━━━ DATASET RECORDS

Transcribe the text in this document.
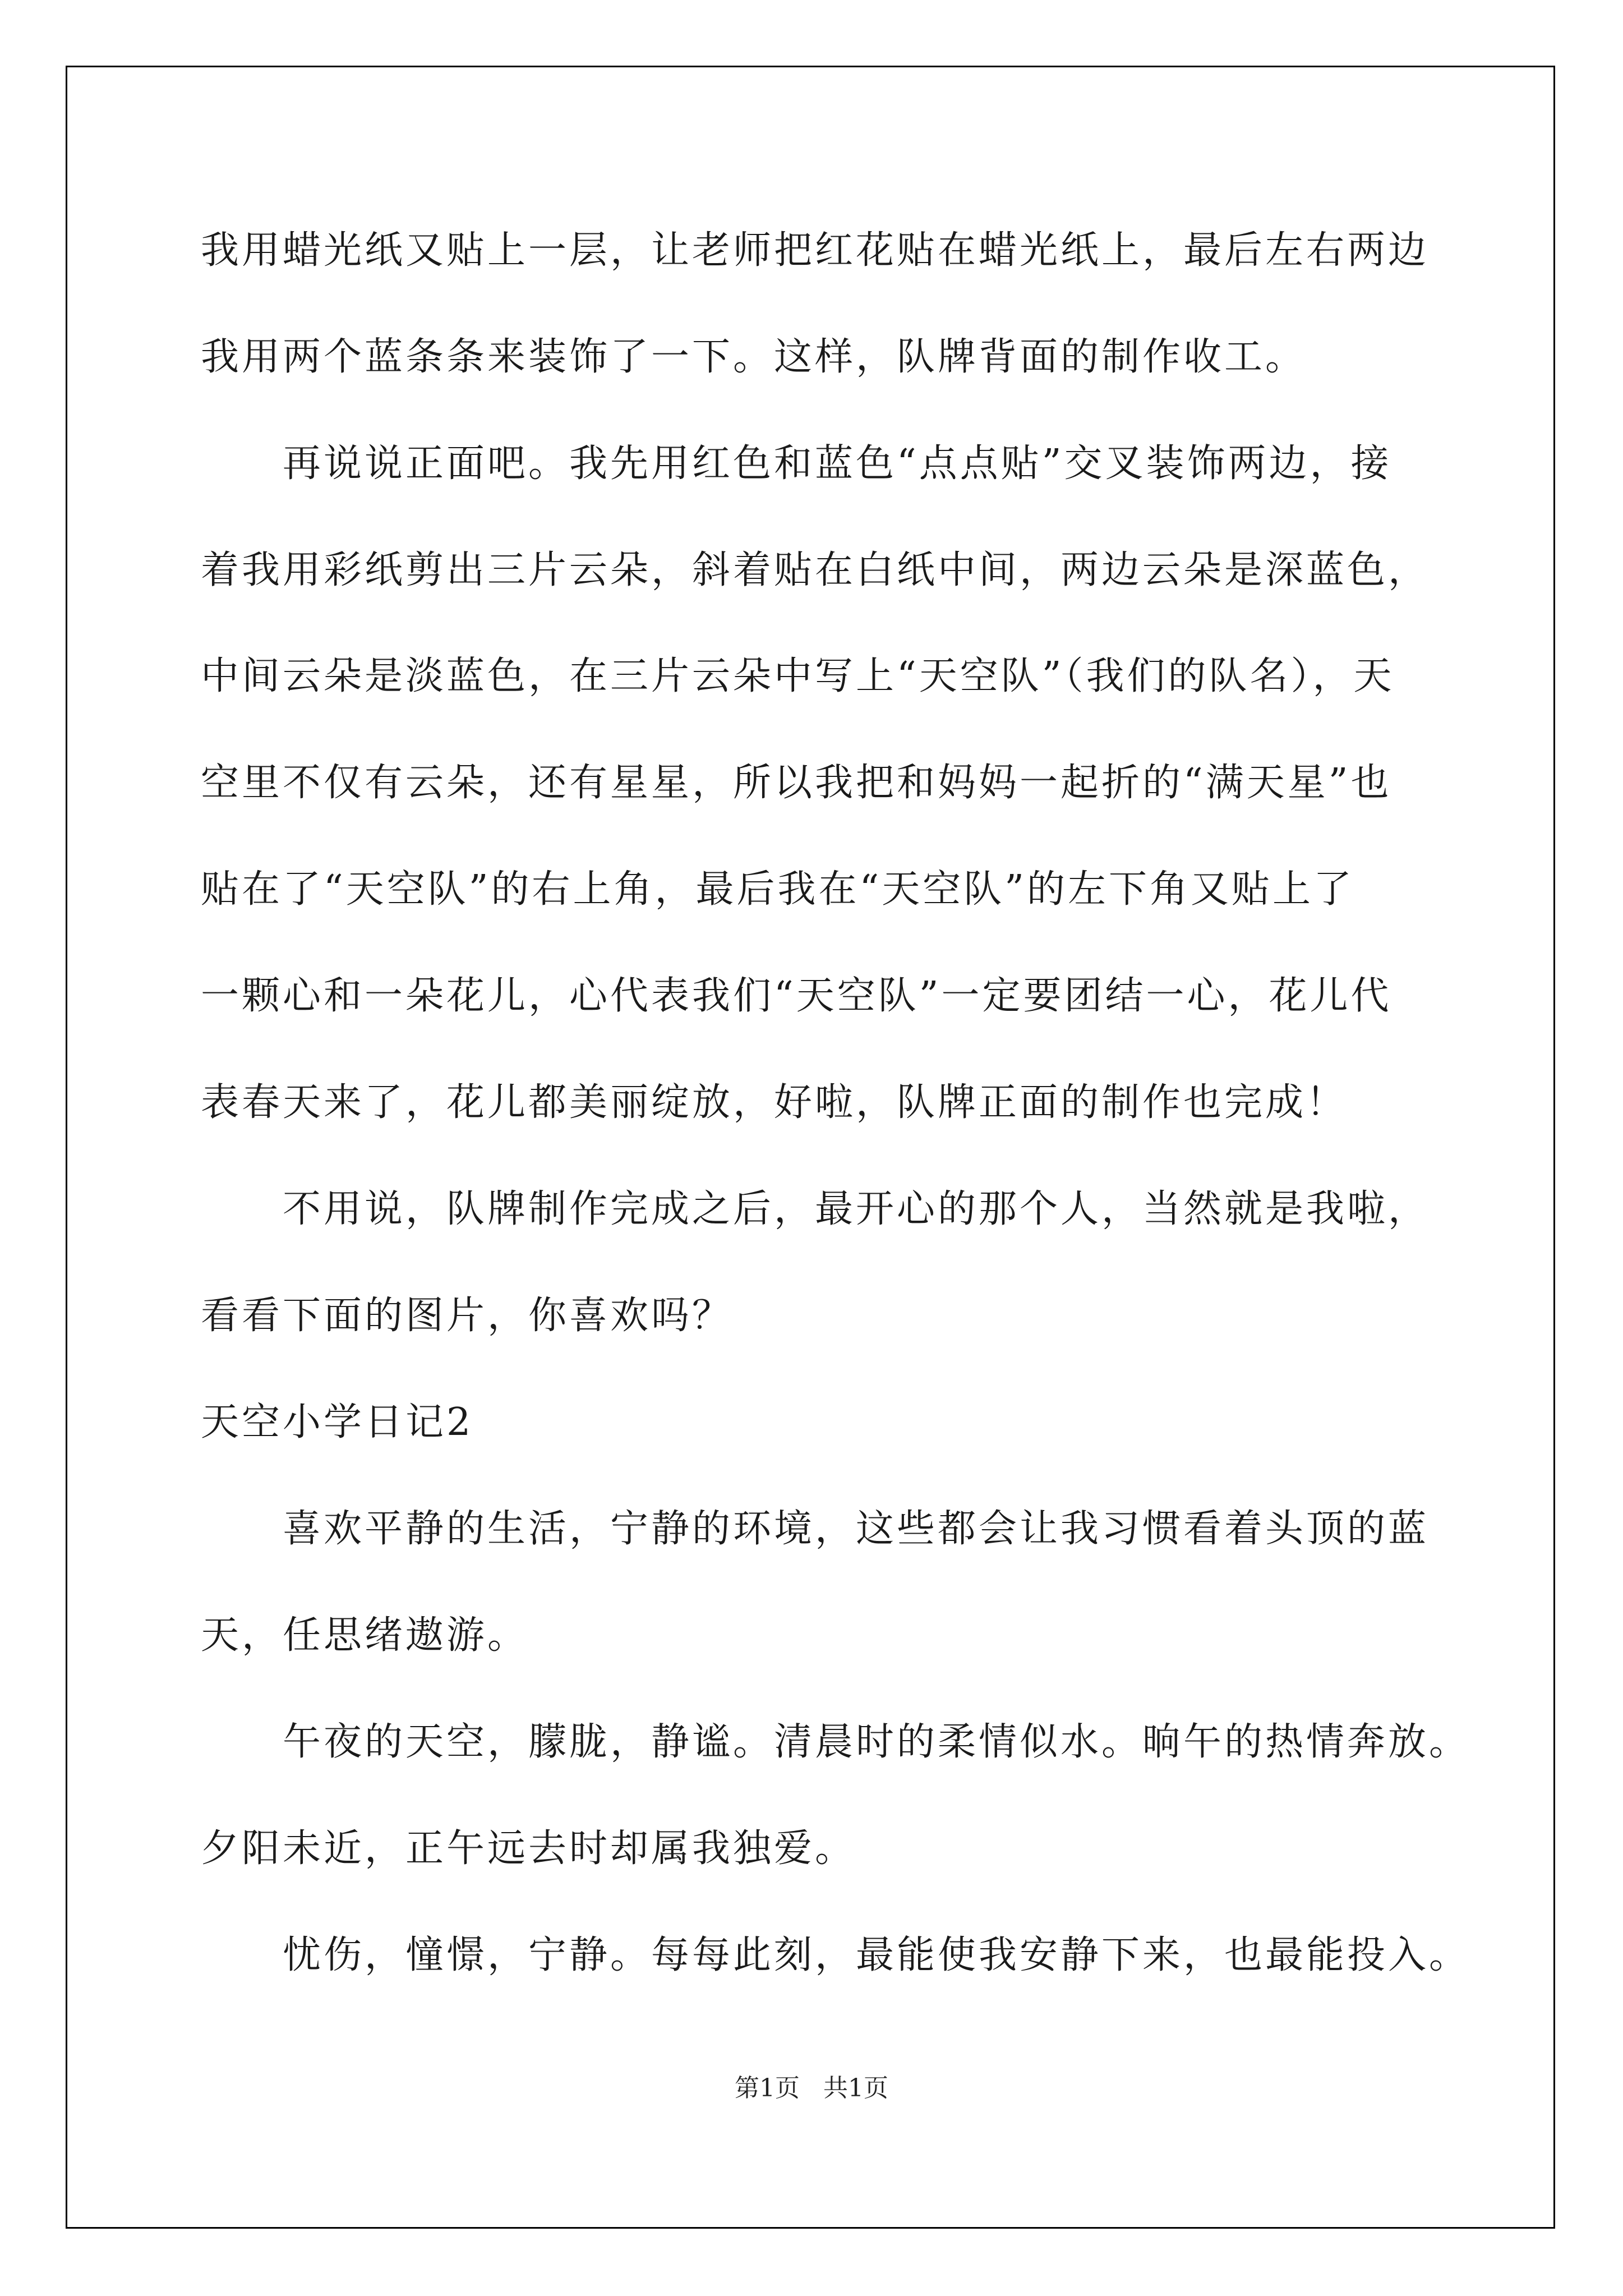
我用蜡光纸又贴上一层，让老师把红花贴在蜡光纸上，最后左右两边
我用两个蓝条条来装饰了一下。这样，队牌背面的制作收工。
再说说正面吧。我先用红色和蓝色“点点贴”交叉装饰两边，接
着我用彩纸剪出三片云朵，斜着贴在白纸中间，两边云朵是深蓝色，
中间云朵是淡蓝色，在三片云朵中写上“天空队”（我们的队名），天
空里不仅有云朵，还有星星，所以我把和妈妈一起折的“满天星”也
贴在了“天空队”的右上角，最后我在“天空队”的左下角又贴上了
一颗心和一朵花儿，心代表我们“天空队”一定要团结一心，花儿代
表春天来了，花儿都美丽绽放，好啦，队牌正面的制作也完成！
不用说，队牌制作完成之后，最开心的那个人，当然就是我啦，
看看下面的图片，你喜欢吗？
天空小学日记2
喜欢平静的生活，宁静的环境，这些都会让我习惯看着头顶的蓝
天，任思绪遨游。
午夜的天空，朦胧，静谧。清晨时的柔情似水。晌午的热情奔放。
夕阳未近，正午远去时却属我独爱。
忧伤，憧憬，宁静。每每此刻，最能使我安静下来，也最能投入。
第1页   共1页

━━━━━━

WHAT YOU HAVE TO DO –
Your copy should hold every record word for word and none of the pictures.

RESULT OF THIS TASK –
Transcribe the text in this document.
我用蜡光纸又贴上一层，让老师把红花贴在蜡光纸上，最后左右两边
我用两个蓝条条来装饰了一下。这样，队牌背面的制作收工。
再说说正面吧。我先用红色和蓝色“点点贴”交叉装饰两边，接
着我用彩纸剪出三片云朵，斜着贴在白纸中间，两边云朵是深蓝色，
中间云朵是淡蓝色，在三片云朵中写上“天空队”（我们的队名），天
空里不仅有云朵，还有星星，所以我把和妈妈一起折的“满天星”也
贴在了“天空队”的右上角，最后我在“天空队”的左下角又贴上了
一颗心和一朵花儿，心代表我们“天空队”一定要团结一心，花儿代
表春天来了，花儿都美丽绽放，好啦，队牌正面的制作也完成！
不用说，队牌制作完成之后，最开心的那个人，当然就是我啦，
看看下面的图片，你喜欢吗？
天空小学日记2
喜欢平静的生活，宁静的环境，这些都会让我习惯看着头顶的蓝
天，任思绪遨游。
午夜的天空，朦胧，静谧。清晨时的柔情似水。晌午的热情奔放。
夕阳未近，正午远去时却属我独爱。
忧伤，憧憬，宁静。每每此刻，最能使我安静下来，也最能投入。
第1页   共1页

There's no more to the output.